▶ _Work required_
Print every line of the material below character for character, omitting the picture placeholders.

Excerpts from a layout annotation set
----------------------------------------
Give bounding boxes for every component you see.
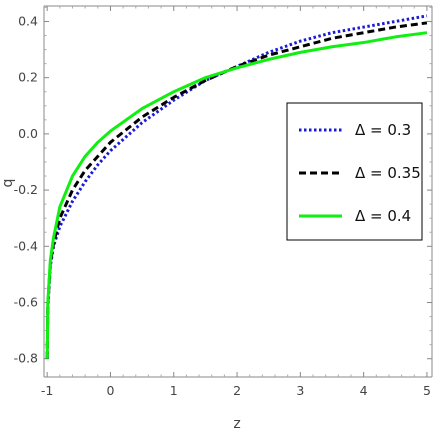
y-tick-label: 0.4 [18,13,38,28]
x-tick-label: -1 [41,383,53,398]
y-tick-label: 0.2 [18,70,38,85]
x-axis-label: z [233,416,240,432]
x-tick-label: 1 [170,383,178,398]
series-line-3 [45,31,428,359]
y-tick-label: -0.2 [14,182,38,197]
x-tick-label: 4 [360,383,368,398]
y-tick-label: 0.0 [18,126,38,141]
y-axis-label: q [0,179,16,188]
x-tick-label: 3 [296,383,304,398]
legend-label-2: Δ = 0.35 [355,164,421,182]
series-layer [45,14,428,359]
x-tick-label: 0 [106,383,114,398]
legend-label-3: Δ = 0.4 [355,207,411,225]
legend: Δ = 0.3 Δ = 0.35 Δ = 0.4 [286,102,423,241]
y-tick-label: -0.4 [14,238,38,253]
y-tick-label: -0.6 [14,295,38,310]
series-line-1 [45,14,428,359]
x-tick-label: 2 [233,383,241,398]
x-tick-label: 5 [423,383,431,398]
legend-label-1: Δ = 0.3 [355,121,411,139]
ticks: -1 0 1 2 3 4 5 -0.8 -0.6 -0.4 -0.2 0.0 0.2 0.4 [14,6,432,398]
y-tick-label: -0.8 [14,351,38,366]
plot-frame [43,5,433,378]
----------------------------------------
▶ _Exercise solution_
Give bounding boxes for every component you see.
y-tick-label: 0.4 [18,13,38,28]
x-tick-label: -1 [41,383,53,398]
y-tick-label: 0.2 [18,70,38,85]
x-axis-label: z [233,416,240,432]
x-tick-label: 1 [170,383,178,398]
series-line-3 [45,31,428,359]
y-tick-label: -0.2 [14,182,38,197]
x-tick-label: 4 [360,383,368,398]
y-tick-label: 0.0 [18,126,38,141]
y-axis-label: q [0,179,16,188]
x-tick-label: 3 [296,383,304,398]
legend-label-2: Δ = 0.35 [355,164,421,182]
series-layer [45,14,428,359]
x-tick-label: 0 [106,383,114,398]
legend-label-3: Δ = 0.4 [355,207,411,225]
legend: Δ = 0.3 Δ = 0.35 Δ = 0.4 [286,102,423,241]
y-tick-label: -0.4 [14,238,38,253]
y-tick-label: -0.6 [14,295,38,310]
series-line-1 [45,14,428,359]
x-tick-label: 2 [233,383,241,398]
x-tick-label: 5 [423,383,431,398]
legend-label-1: Δ = 0.3 [355,121,411,139]
ticks: -1 0 1 2 3 4 5 -0.8 -0.6 -0.4 -0.2 0.0 0.2 0.4 [14,6,432,398]
y-tick-label: -0.8 [14,351,38,366]
plot-frame [43,5,433,378]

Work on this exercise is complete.